*Stated goal*
Determine how many lines hold "image" and give only that number.

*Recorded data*
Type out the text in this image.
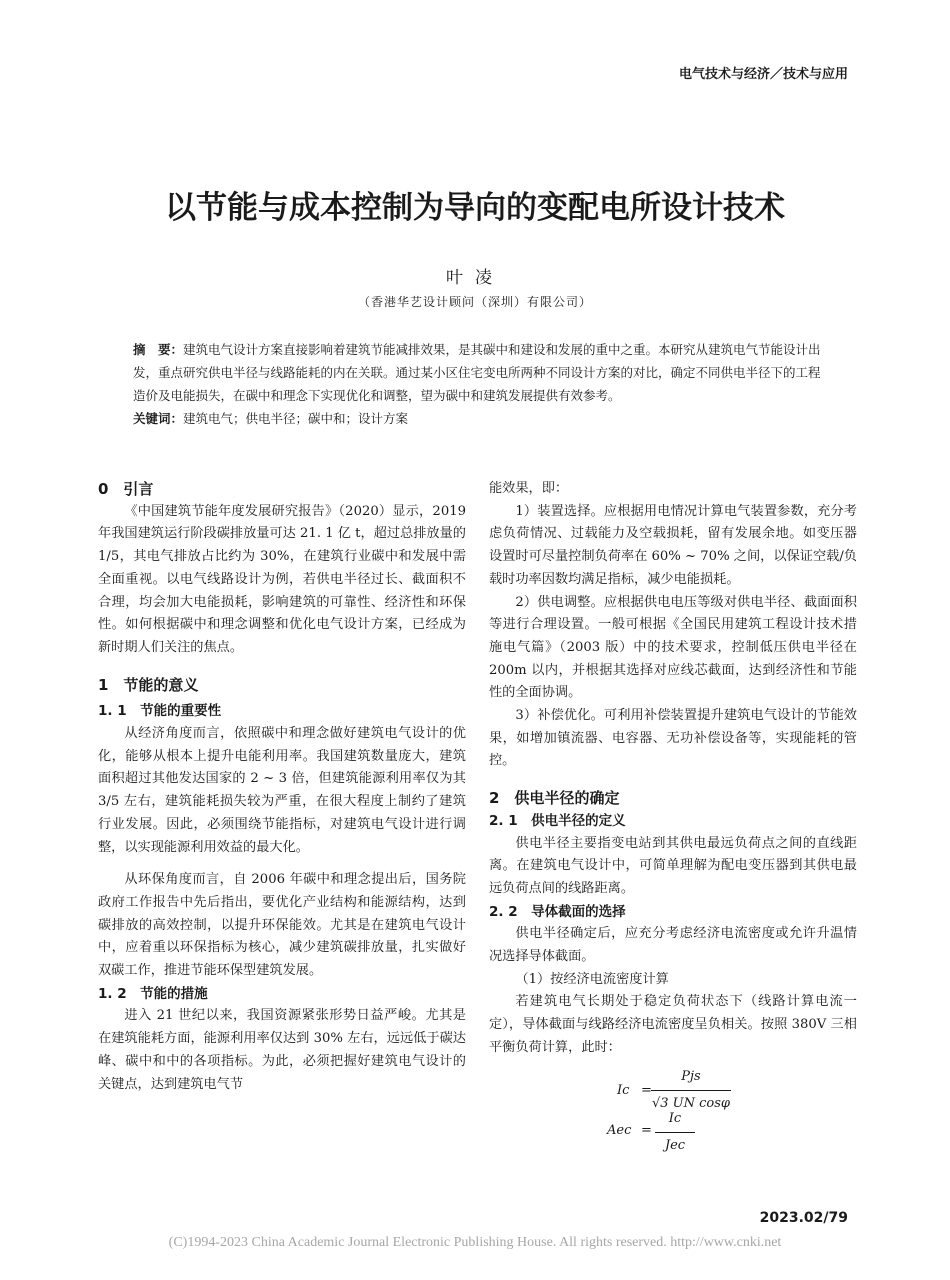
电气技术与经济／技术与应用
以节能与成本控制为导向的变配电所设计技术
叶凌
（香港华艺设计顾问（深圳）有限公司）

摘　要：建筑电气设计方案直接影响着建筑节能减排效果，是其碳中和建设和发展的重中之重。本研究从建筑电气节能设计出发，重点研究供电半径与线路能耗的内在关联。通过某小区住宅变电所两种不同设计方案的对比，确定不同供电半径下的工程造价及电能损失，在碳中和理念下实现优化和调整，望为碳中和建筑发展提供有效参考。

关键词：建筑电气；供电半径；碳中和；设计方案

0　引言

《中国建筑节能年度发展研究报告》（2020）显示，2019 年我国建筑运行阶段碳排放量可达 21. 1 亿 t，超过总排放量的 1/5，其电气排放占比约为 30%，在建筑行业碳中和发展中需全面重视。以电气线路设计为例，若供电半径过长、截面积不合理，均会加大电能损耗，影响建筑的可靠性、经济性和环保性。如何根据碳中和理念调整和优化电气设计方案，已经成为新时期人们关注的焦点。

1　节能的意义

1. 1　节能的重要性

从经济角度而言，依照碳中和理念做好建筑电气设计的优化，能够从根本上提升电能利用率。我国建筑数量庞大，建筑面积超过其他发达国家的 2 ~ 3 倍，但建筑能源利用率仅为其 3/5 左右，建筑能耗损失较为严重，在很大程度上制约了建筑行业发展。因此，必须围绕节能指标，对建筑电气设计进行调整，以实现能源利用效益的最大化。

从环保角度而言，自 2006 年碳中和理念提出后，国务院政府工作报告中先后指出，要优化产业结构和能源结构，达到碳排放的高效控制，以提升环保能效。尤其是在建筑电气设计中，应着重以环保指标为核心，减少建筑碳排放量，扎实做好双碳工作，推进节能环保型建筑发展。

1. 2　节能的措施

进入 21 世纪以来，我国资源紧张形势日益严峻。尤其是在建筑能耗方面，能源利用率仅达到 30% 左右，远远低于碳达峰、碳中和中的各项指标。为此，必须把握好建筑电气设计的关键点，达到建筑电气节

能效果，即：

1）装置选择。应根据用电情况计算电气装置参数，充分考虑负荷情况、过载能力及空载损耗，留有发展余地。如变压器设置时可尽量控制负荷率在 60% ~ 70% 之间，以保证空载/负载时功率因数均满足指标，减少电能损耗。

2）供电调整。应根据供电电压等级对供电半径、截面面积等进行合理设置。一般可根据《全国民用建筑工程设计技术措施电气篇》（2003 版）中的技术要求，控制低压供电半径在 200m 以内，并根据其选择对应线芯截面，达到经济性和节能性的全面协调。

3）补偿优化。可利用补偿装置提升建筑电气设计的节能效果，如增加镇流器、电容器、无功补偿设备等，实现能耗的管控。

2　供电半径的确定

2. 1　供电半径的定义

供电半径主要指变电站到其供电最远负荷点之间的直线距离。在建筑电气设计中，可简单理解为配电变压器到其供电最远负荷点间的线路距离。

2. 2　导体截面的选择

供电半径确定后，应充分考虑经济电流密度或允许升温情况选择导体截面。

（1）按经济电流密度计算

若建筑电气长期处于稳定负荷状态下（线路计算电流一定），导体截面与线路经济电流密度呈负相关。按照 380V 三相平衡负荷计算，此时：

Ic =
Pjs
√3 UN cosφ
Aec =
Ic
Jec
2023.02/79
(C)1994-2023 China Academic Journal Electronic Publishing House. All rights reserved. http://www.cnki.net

==

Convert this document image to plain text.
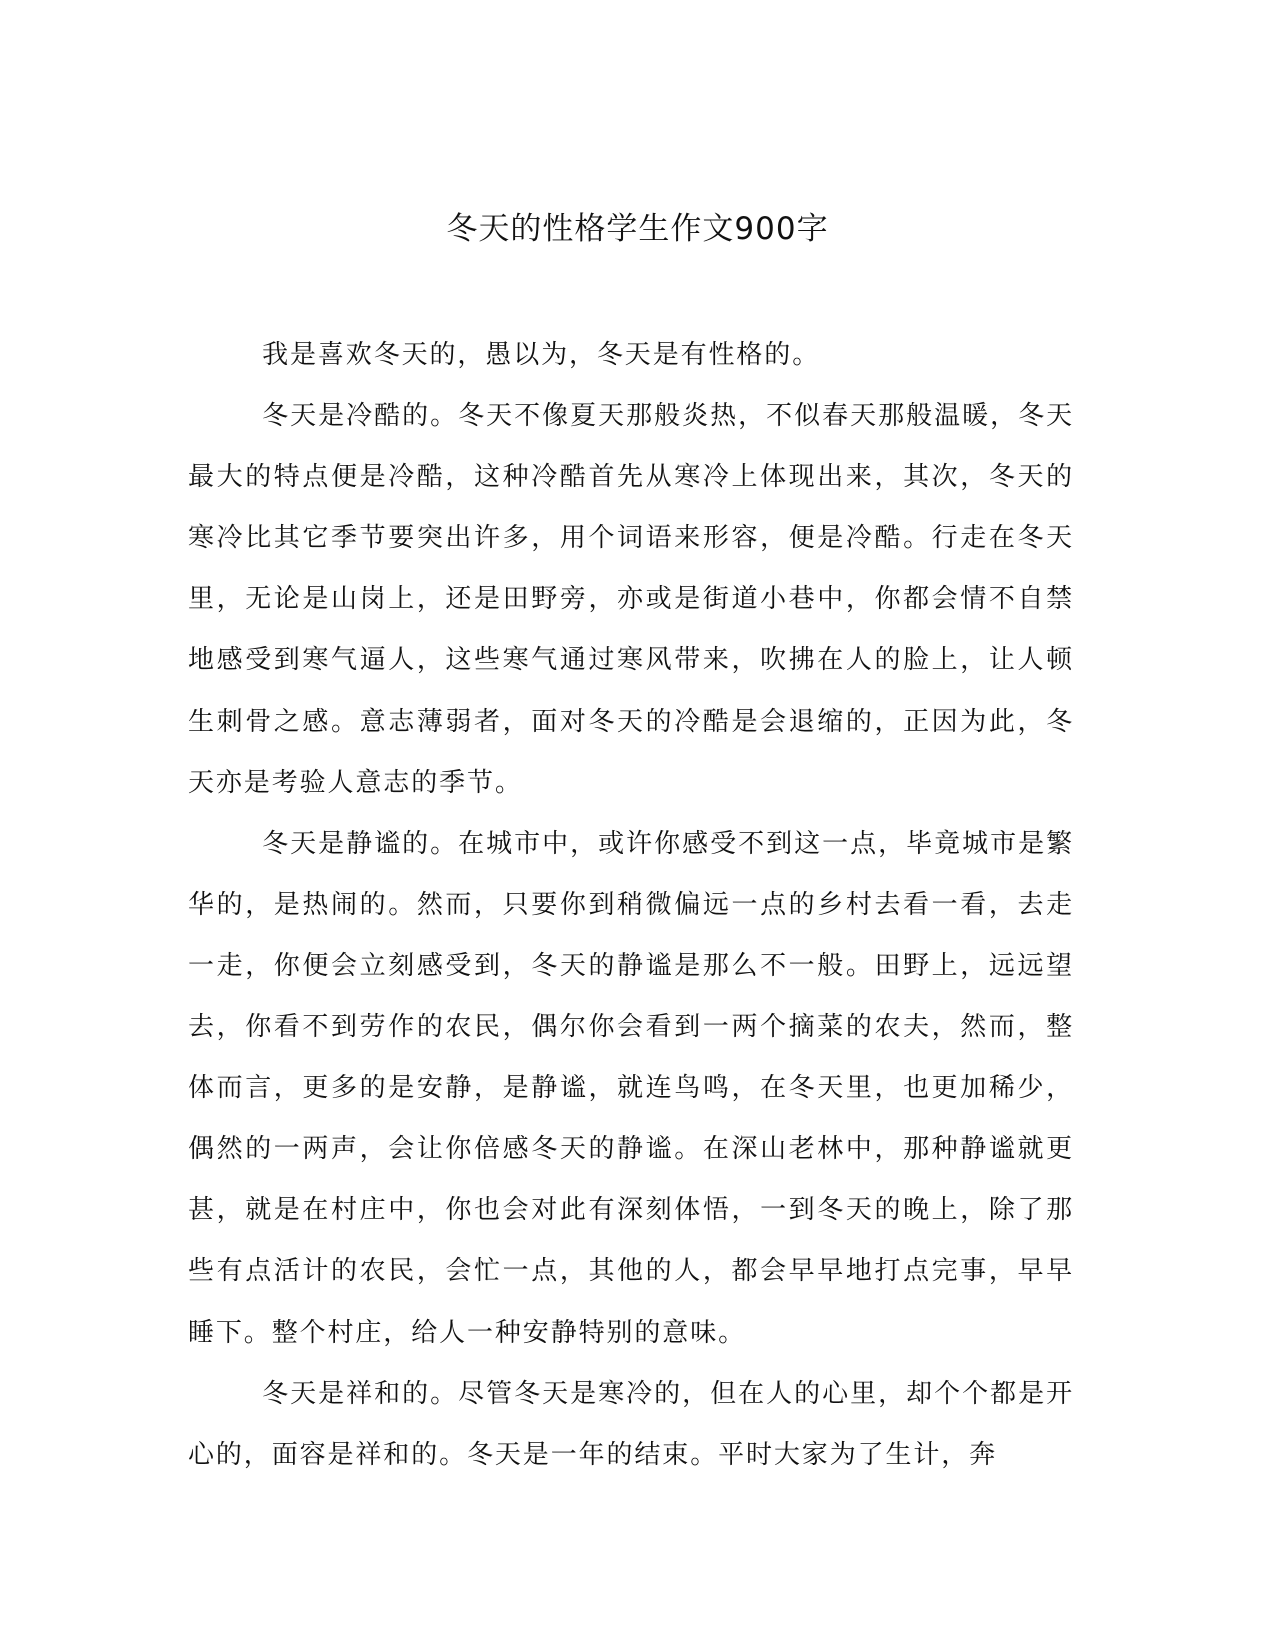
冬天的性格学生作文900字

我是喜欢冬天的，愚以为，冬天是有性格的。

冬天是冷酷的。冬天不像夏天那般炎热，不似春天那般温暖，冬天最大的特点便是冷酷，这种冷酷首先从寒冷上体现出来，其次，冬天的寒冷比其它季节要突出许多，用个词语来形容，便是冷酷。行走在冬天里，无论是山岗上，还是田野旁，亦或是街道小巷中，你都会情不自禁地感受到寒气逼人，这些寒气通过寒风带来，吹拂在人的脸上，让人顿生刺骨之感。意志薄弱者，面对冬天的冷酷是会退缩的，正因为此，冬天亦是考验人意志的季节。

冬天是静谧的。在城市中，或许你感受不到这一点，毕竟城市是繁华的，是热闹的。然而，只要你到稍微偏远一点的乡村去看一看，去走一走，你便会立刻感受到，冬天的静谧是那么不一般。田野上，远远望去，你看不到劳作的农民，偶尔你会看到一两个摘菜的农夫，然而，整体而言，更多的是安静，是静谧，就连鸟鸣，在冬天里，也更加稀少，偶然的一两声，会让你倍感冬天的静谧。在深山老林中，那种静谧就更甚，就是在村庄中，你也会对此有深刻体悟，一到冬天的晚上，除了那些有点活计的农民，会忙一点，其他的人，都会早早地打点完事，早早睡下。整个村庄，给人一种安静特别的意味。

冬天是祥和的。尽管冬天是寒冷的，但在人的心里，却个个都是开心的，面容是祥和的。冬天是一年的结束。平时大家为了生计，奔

*Solution to the exercise*
2